Work instructions
Write out every entry exactly as given, but omit the pictures.

(Stored data)
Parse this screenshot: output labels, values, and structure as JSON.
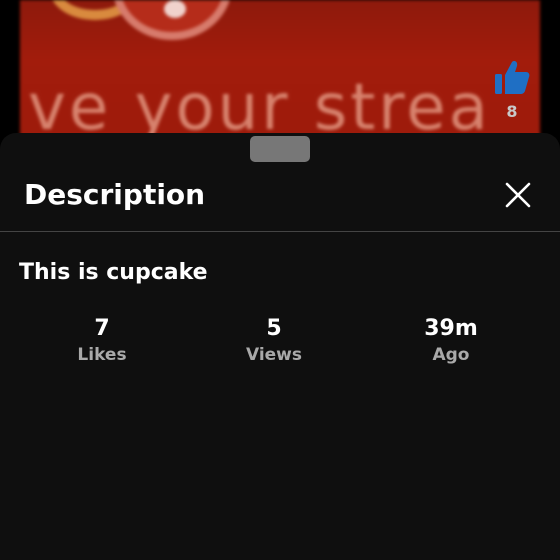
{
  "video": {
    "overlay_text": "ve your strea",
    "like_count": "8",
    "like_icon": "thumbs-up-icon",
    "colors": {
      "background": "#a21c0c",
      "text": "#d7826d",
      "like_icon": "#1f6fc4"
    }
  },
  "sheet": {
    "title": "Description",
    "close_icon": "close-icon",
    "description": "This is cupcake",
    "stats": [
      {
        "value": "7",
        "label": "Likes"
      },
      {
        "value": "5",
        "label": "Views"
      },
      {
        "value": "39m",
        "label": "Ago"
      }
    ],
    "colors": {
      "background": "#0f0f0f",
      "handle": "#777777",
      "label": "#a9a9a9"
    }
  }
}
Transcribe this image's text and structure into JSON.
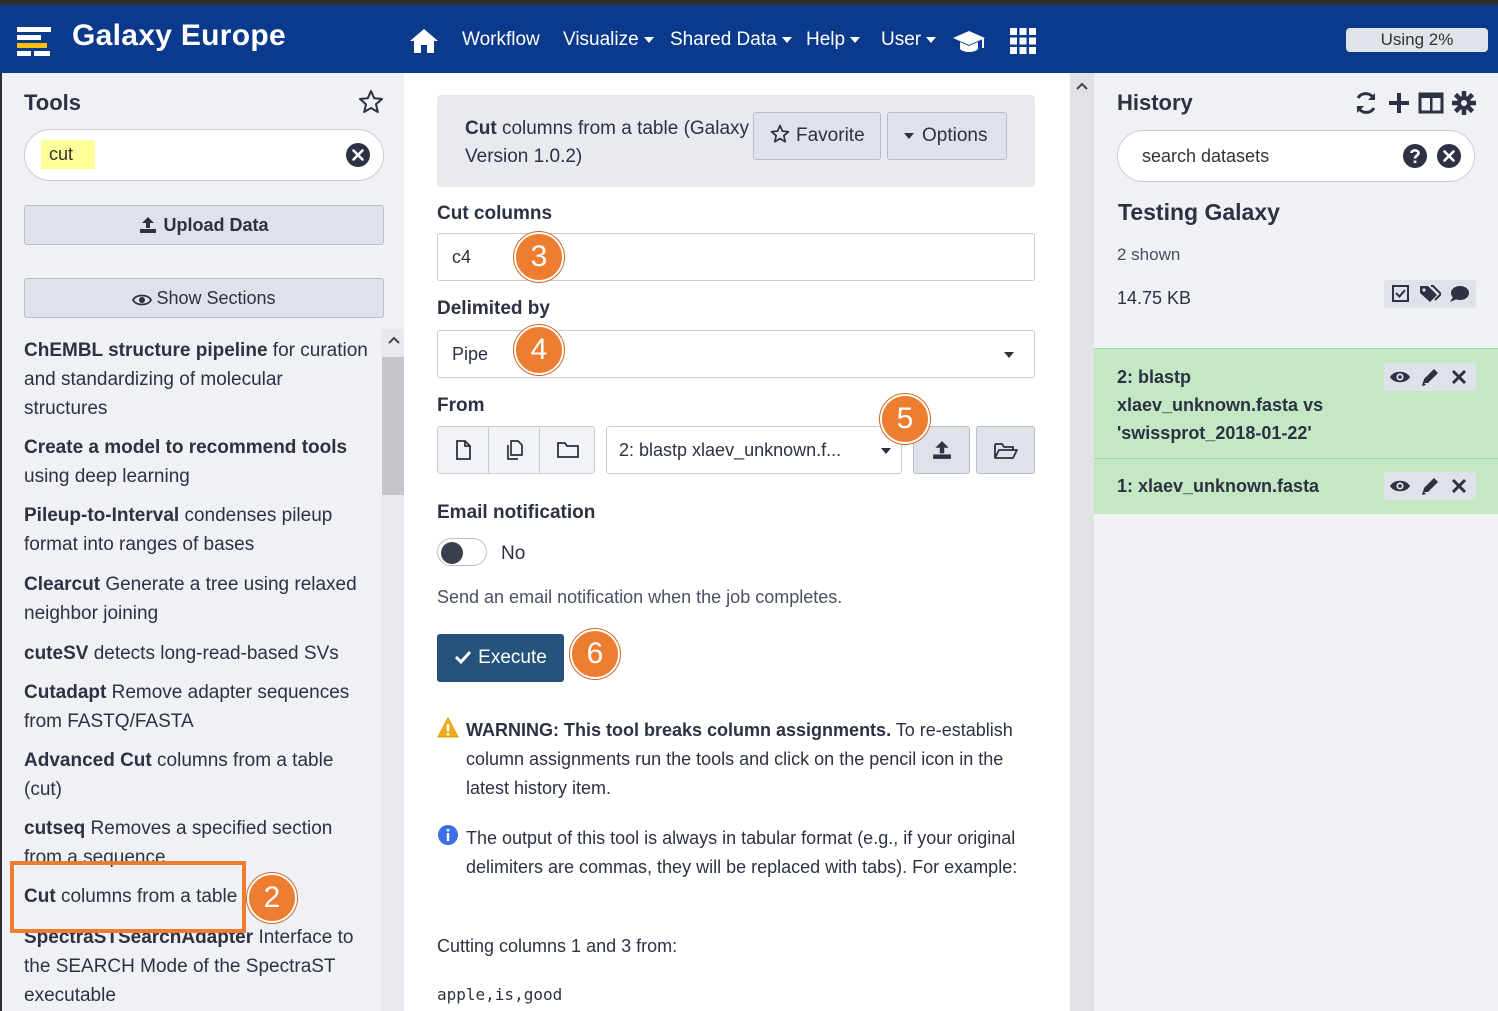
{
  "navbar": {
    "brand": "Galaxy Europe",
    "items": [
      {
        "label": "Workflow",
        "caret": false
      },
      {
        "label": "Visualize",
        "caret": true
      },
      {
        "label": "Shared Data",
        "caret": true
      },
      {
        "label": "Help",
        "caret": true
      },
      {
        "label": "User",
        "caret": true
      }
    ],
    "quota": "Using 2%"
  },
  "tools": {
    "title": "Tools",
    "search_value": "cut",
    "upload_label": "Upload Data",
    "sections_label": "Show Sections",
    "items": [
      {
        "name": "ChEMBL structure pipeline",
        "desc": "for curation and standardizing of molecular structures"
      },
      {
        "name": "Create a model to recommend tools",
        "desc": "using deep learning"
      },
      {
        "name": "Pileup-to-Interval",
        "desc": "condenses pileup format into ranges of bases"
      },
      {
        "name": "Clearcut",
        "desc": "Generate a tree using relaxed neighbor joining"
      },
      {
        "name": "cuteSV",
        "desc": "detects long-read-based SVs"
      },
      {
        "name": "Cutadapt",
        "desc": "Remove adapter sequences from FASTQ/FASTA"
      },
      {
        "name": "Advanced Cut",
        "desc": "columns from a table (cut)"
      },
      {
        "name": "cutseq",
        "desc": "Removes a specified section from a sequence"
      },
      {
        "name": "Cut",
        "desc": "columns from a table"
      },
      {
        "name": "SpectraSTSearchAdapter",
        "desc": "Interface to the SEARCH Mode of the SpectraST executable"
      }
    ]
  },
  "form": {
    "tool_name": "Cut",
    "tool_desc": "columns from a table (Galaxy Version 1.0.2)",
    "favorite_label": "Favorite",
    "options_label": "Options",
    "cut_columns_label": "Cut columns",
    "cut_columns_value": "c4",
    "delimited_label": "Delimited by",
    "delimited_value": "Pipe",
    "from_label": "From",
    "from_value": "2: blastp xlaev_unknown.f...",
    "email_label": "Email notification",
    "email_toggle": "No",
    "email_help": "Send an email notification when the job completes.",
    "execute_label": "Execute",
    "warning_bold": "WARNING: This tool breaks column assignments.",
    "warning_text": "To re-establish column assignments run the tools and click on the pencil icon in the latest history item.",
    "info_text": "The output of this tool is always in tabular format (e.g., if your original delimiters are commas, they will be replaced with tabs). For example:",
    "example_lead": "Cutting columns 1 and 3 from:",
    "example_code": "apple,is,good"
  },
  "history": {
    "title": "History",
    "search_placeholder": "search datasets",
    "name": "Testing Galaxy",
    "shown": "2 shown",
    "size": "14.75 KB",
    "datasets": [
      {
        "title": "2: blastp xlaev_unknown.fasta vs 'swissprot_2018-01-22'"
      },
      {
        "title": "1: xlaev_unknown.fasta"
      }
    ]
  },
  "annotations": [
    "2",
    "3",
    "4",
    "5",
    "6"
  ],
  "colors": {
    "navbar": "#0b3a8c",
    "accent": "#ed7d31",
    "execute": "#25537b",
    "dataset_ok": "#c4e8c3"
  }
}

Finished exercise
Parse this screenshot: output labels, values, and structure as JSON.
{
  "video": {
    "overlay_text": "ve your strea",
    "like_count": "8",
    "like_icon": "thumbs-up-icon",
    "colors": {
      "background": "#a21c0c",
      "text": "#d7826d",
      "like_icon": "#1f6fc4"
    }
  },
  "sheet": {
    "title": "Description",
    "close_icon": "close-icon",
    "description": "This is cupcake",
    "stats": [
      {
        "value": "7",
        "label": "Likes"
      },
      {
        "value": "5",
        "label": "Views"
      },
      {
        "value": "39m",
        "label": "Ago"
      }
    ],
    "colors": {
      "background": "#0f0f0f",
      "handle": "#777777",
      "label": "#a9a9a9"
    }
  }
}
Transcribe this image's text and structure into JSON.
{
  "navbar": {
    "brand": "Galaxy Europe",
    "items": [
      {
        "label": "Workflow",
        "caret": false
      },
      {
        "label": "Visualize",
        "caret": true
      },
      {
        "label": "Shared Data",
        "caret": true
      },
      {
        "label": "Help",
        "caret": true
      },
      {
        "label": "User",
        "caret": true
      }
    ],
    "quota": "Using 2%"
  },
  "tools": {
    "title": "Tools",
    "search_value": "cut",
    "upload_label": "Upload Data",
    "sections_label": "Show Sections",
    "items": [
      {
        "name": "ChEMBL structure pipeline",
        "desc": "for curation and standardizing of molecular structures"
      },
      {
        "name": "Create a model to recommend tools",
        "desc": "using deep learning"
      },
      {
        "name": "Pileup-to-Interval",
        "desc": "condenses pileup format into ranges of bases"
      },
      {
        "name": "Clearcut",
        "desc": "Generate a tree using relaxed neighbor joining"
      },
      {
        "name": "cuteSV",
        "desc": "detects long-read-based SVs"
      },
      {
        "name": "Cutadapt",
        "desc": "Remove adapter sequences from FASTQ/FASTA"
      },
      {
        "name": "Advanced Cut",
        "desc": "columns from a table (cut)"
      },
      {
        "name": "cutseq",
        "desc": "Removes a specified section from a sequence"
      },
      {
        "name": "Cut",
        "desc": "columns from a table"
      },
      {
        "name": "SpectraSTSearchAdapter",
        "desc": "Interface to the SEARCH Mode of the SpectraST executable"
      }
    ]
  },
  "form": {
    "tool_name": "Cut",
    "tool_desc": "columns from a table (Galaxy Version 1.0.2)",
    "favorite_label": "Favorite",
    "options_label": "Options",
    "cut_columns_label": "Cut columns",
    "cut_columns_value": "c4",
    "delimited_label": "Delimited by",
    "delimited_value": "Pipe",
    "from_label": "From",
    "from_value": "2: blastp xlaev_unknown.f...",
    "email_label": "Email notification",
    "email_toggle": "No",
    "email_help": "Send an email notification when the job completes.",
    "execute_label": "Execute",
    "warning_bold": "WARNING: This tool breaks column assignments.",
    "warning_text": "To re-establish column assignments run the tools and click on the pencil icon in the latest history item.",
    "info_text": "The output of this tool is always in tabular format (e.g., if your original delimiters are commas, they will be replaced with tabs). For example:",
    "example_lead": "Cutting columns 1 and 3 from:",
    "example_code": "apple,is,good"
  },
  "history": {
    "title": "History",
    "search_placeholder": "search datasets",
    "name": "Testing Galaxy",
    "shown": "2 shown",
    "size": "14.75 KB",
    "datasets": [
      {
        "title": "2: blastp xlaev_unknown.fasta vs 'swissprot_2018-01-22'"
      },
      {
        "title": "1: xlaev_unknown.fasta"
      }
    ]
  },
  "annotations": [
    "2",
    "3",
    "4",
    "5",
    "6"
  ],
  "colors": {
    "navbar": "#0b3a8c",
    "accent": "#ed7d31",
    "execute": "#25537b",
    "dataset_ok": "#c4e8c3"
  }
}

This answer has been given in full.